*EXERCISE TASK 1*
Repeat the passage on SQL Server Remote Blob Store word for word.
*EXERCISE TASK 2*
Pull out every line of the rows containing the string "marker".

*PASSAGE TO READ*
━━━━━━━━━━━━━━━━

One of those options is the new SQL Server Remote Blob Store, a method for storing blobs of unstructured data in a remote server, external to SQL Server. RBS is part of the add-on feature pack for SQL Server 2008. With RBS, you can store BLOBs on a Remote Blob Store (RBS). An RBS store is typically a separate box on same the network as the SQL Server.  This is managed by SQL Server and integrity between the database records and the RBS external store is maintained.

Using RBS, your application can store large amounts of unstructured data (like videos or office documents), enjoying both the relational capabilities of SQL Server and the scalability of a dedicated blob store. Best of all, you do not have to write the code to handle the job of tying the SQL metadata and the blob data together. Transactional consistency is completely handled by RBS.

━━━━━━━━━━━━━━━━

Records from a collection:

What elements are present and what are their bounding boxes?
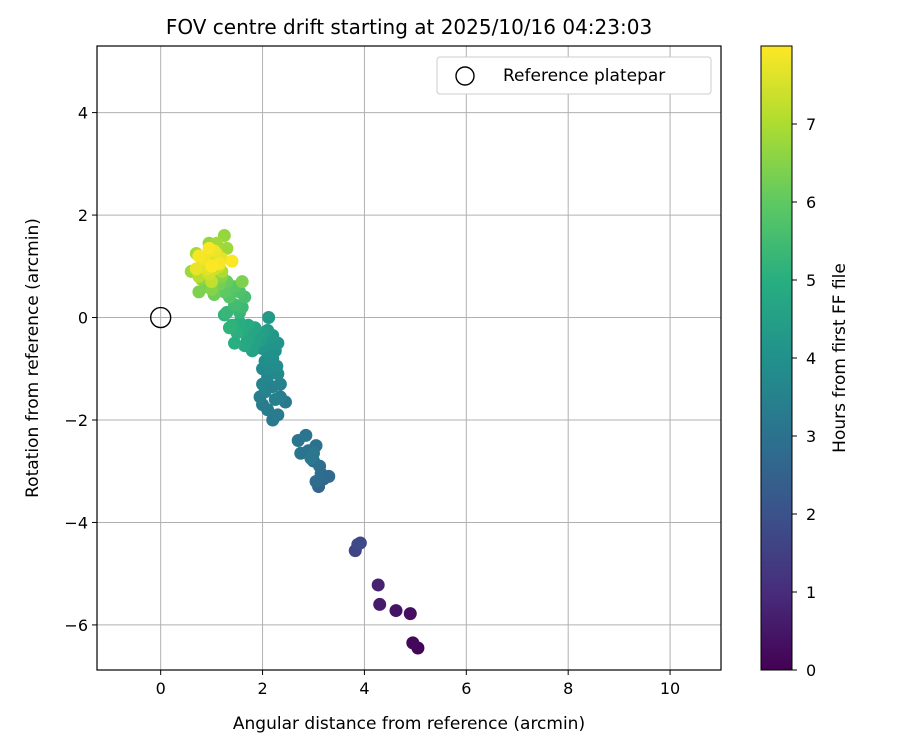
reference-point	[149, 306, 172, 329]
data-point	[192, 285, 206, 299]
colorbar-tick-label: 4	[806, 349, 816, 368]
y-axis-label: Rotation from reference (arcmin)	[23, 218, 43, 498]
data-point	[313, 459, 327, 473]
x-tick-label: 6	[461, 679, 471, 698]
x-tick-label: 0	[156, 679, 166, 698]
x-axis-label: Angular distance from reference (arcmin)	[233, 714, 585, 734]
x-tick-label: 8	[563, 679, 573, 698]
colorbar-tick-label: 2	[806, 505, 816, 524]
colorbar-tick-label: 7	[806, 115, 816, 134]
legend-box	[436, 56, 712, 95]
y-tick-label: 2	[78, 206, 88, 225]
data-point	[261, 403, 275, 417]
data-point	[262, 311, 276, 325]
data-point	[291, 433, 305, 447]
y-tick-label: −4	[64, 513, 88, 532]
x-tick-label: 2	[257, 679, 267, 698]
colorbar-label: Hours from first FF file	[830, 263, 850, 453]
y-tick-label: 4	[78, 104, 88, 123]
data-point	[304, 451, 318, 465]
colorbar-tick-label: 1	[806, 583, 816, 602]
data-point	[403, 607, 417, 621]
data-point	[205, 259, 219, 273]
data-point	[235, 275, 249, 289]
grid-lines	[97, 46, 721, 670]
reference-marker	[149, 306, 172, 329]
x-axis-ticks: 0 2 4 6 8 10	[156, 670, 680, 698]
data-point	[389, 604, 403, 618]
legend-marker	[455, 66, 475, 86]
colorbar-tick-label: 5	[806, 271, 816, 290]
data-point	[268, 392, 282, 406]
data-point	[406, 636, 420, 650]
data-point	[220, 241, 234, 255]
y-tick-label: 0	[78, 309, 88, 328]
x-tick-label: 10	[660, 679, 680, 698]
data-point	[273, 377, 287, 391]
chart-title: FOV centre drift starting at 2025/10/16 …	[166, 15, 652, 39]
data-point	[222, 321, 236, 335]
data-point	[225, 254, 239, 268]
plot-frame	[96, 45, 722, 671]
data-point	[271, 408, 285, 422]
legend-entry-reference: Reference platepar	[503, 66, 665, 86]
y-axis-ticks: −6 −4 −2 0 2 4	[64, 104, 97, 635]
data-point	[202, 241, 216, 255]
data-point	[351, 537, 365, 551]
legend: Reference platepar	[436, 56, 712, 95]
data-points	[184, 229, 425, 655]
x-tick-label: 4	[359, 679, 369, 698]
data-point	[228, 336, 242, 350]
data-point	[371, 578, 385, 592]
data-point	[238, 339, 252, 353]
data-point	[373, 597, 387, 611]
data-point	[192, 249, 206, 263]
data-point	[189, 262, 203, 276]
y-tick-label: −6	[64, 616, 88, 635]
colorbar-tick-label: 6	[806, 193, 816, 212]
colorbar-tick-label: 0	[806, 661, 816, 680]
data-point	[294, 446, 308, 460]
colorbar-ticks: 0 1 2 3 4 5 6 7	[792, 115, 816, 680]
colorbar	[760, 45, 793, 671]
y-tick-label: −2	[64, 411, 88, 430]
colorbar-tick-label: 3	[806, 427, 816, 446]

━━━━━━━━━━━━━━━━

*RESULT 1*
One of those options is the new SQL Server Remote Blob Store, a method for storing blobs of unstructured data in a remote server, external to SQL Server. RBS is part of the add-on feature pack for SQL Server 2008. With RBS, you can store BLOBs on a Remote Blob Store (RBS). An RBS store is typically a separate box on same the network as the SQL Server.  This is managed by SQL Server and integrity between the database records and the RBS external store is maintained.

Using RBS, your application can store large amounts of unstructured data (like videos or office documents), enjoying both the relational capabilities of SQL Server and the scalability of a dedicated blob store. Best of all, you do not have to write the code to handle the job of tying the SQL metadata and the blob data together. Transactional consistency is completely handled by RBS.

*RESULT 2*
reference-marker	[149, 306, 172, 329]
legend-marker	[455, 66, 475, 86]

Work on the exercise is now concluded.